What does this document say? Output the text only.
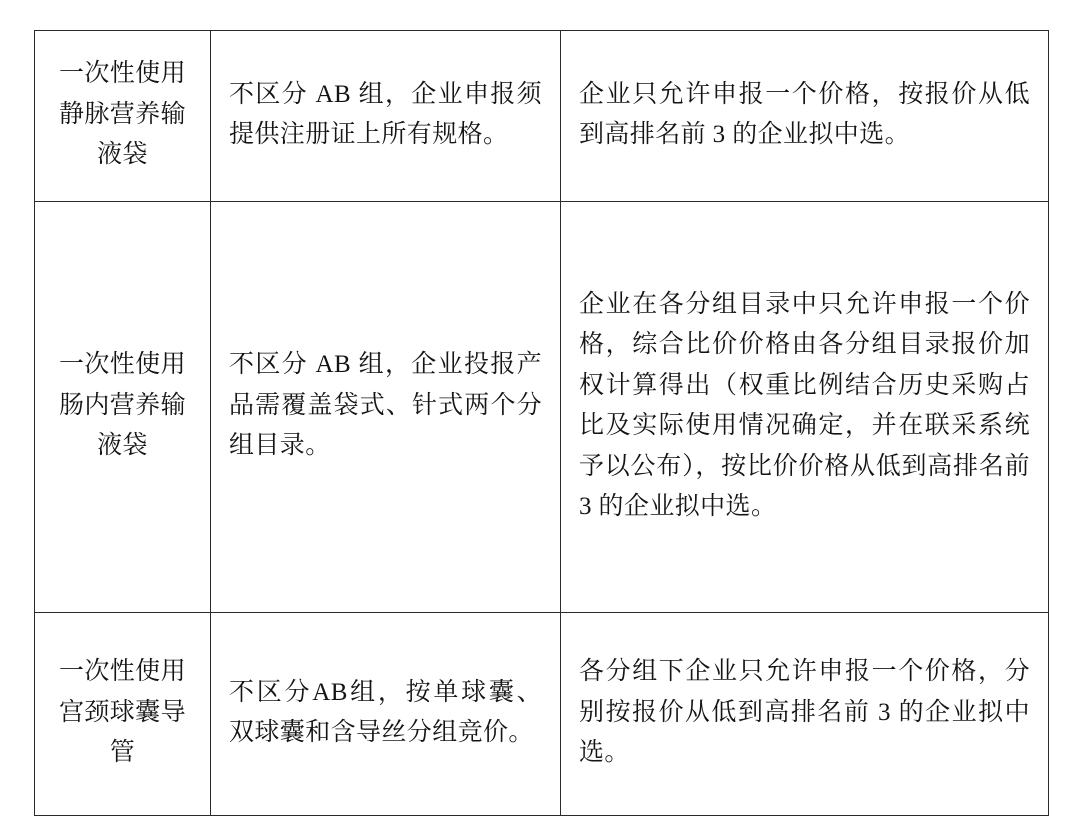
一次性使用静脉营养输液袋	不区分 AB 组，企业申报须提供注册证上所有规格。	企业只允许申报一个价格，按报价从低到高排名前 3 的企业拟中选。

一次性使用肠内营养输液袋	不区分 AB 组，企业投报产品需覆盖袋式、针式两个分组目录。	企业在各分组目录中只允许申报一个价格，综合比价价格由各分组目录报价加权计算得出（权重比例结合历史采购占比及实际使用情况确定，并在联采系统予以公布），按比价价格从低到高排名前 3 的企业拟中选。

一次性使用宫颈球囊导管	不区分AB组，按单球囊、双球囊和含导丝分组竞价。	各分组下企业只允许申报一个价格，分别按报价从低到高排名前 3 的企业拟中选。
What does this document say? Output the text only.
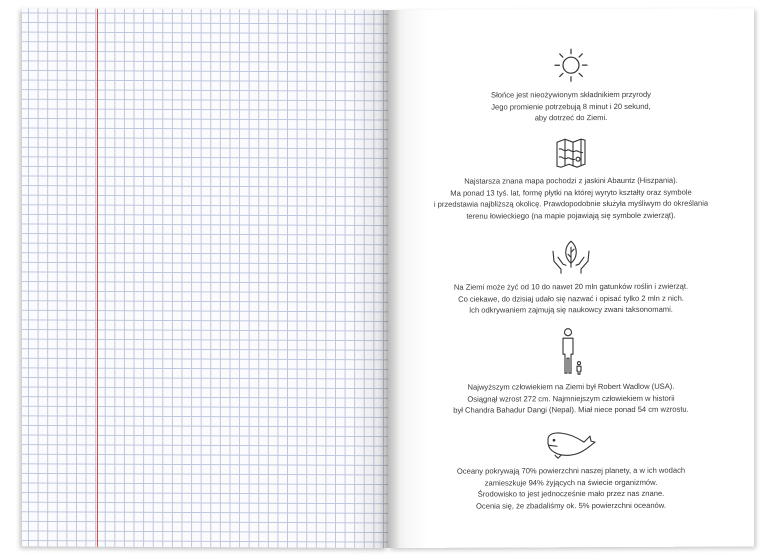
Słońce jest nieożywionym składnikiem przyrody
Jego promienie potrzebują 8 minut i 20 sekund,
aby dotrzeć do Ziemi.
Najstarsza znana mapa pochodzi z jaskini Abauntz (Hiszpania).
Ma ponad 13 tyś. lat, formę płytki na której wyryto kształty oraz symbole
i przedstawia najbliższą okolicę. Prawdopodobnie służyła myśliwym do określania
terenu łowieckiego (na mapie pojawiają się symbole zwierząt).
Na Ziemi może żyć od 10 do nawet 20 mln gatunków roślin i zwierząt.
Co ciekawe, do dzisiaj udało się nazwać i opisać tylko 2 mln z nich.
Ich odkrywaniem zajmują się naukowcy zwani taksonomami.
Najwyższym człowiekiem na Ziemi był Robert Wadlow (USA).
Osiągnął wzrost 272 cm. Najmniejszym człowiekiem w historii
był Chandra Bahadur Dangi (Nepal). Miał niece ponad 54 cm wzrostu.
Oceany pokrywają 70% powierzchni naszej planety, a w ich wodach
zamieszkuje 94% żyjących na świecie organizmów.
Środowisko to jest jednocześnie mało przez nas znane.
Ocenia się, że zbadaliśmy ok. 5% powierzchni oceanów.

■ WHAT TO WORK ON: Extract all lines from the data in which "zwierząt" is found.

■ EXERCISE RESPONSE:
terenu łowieckiego (na mapie pojawiają się symbole zwierząt).
Na Ziemi może żyć od 10 do nawet 20 mln gatunków roślin i zwierząt.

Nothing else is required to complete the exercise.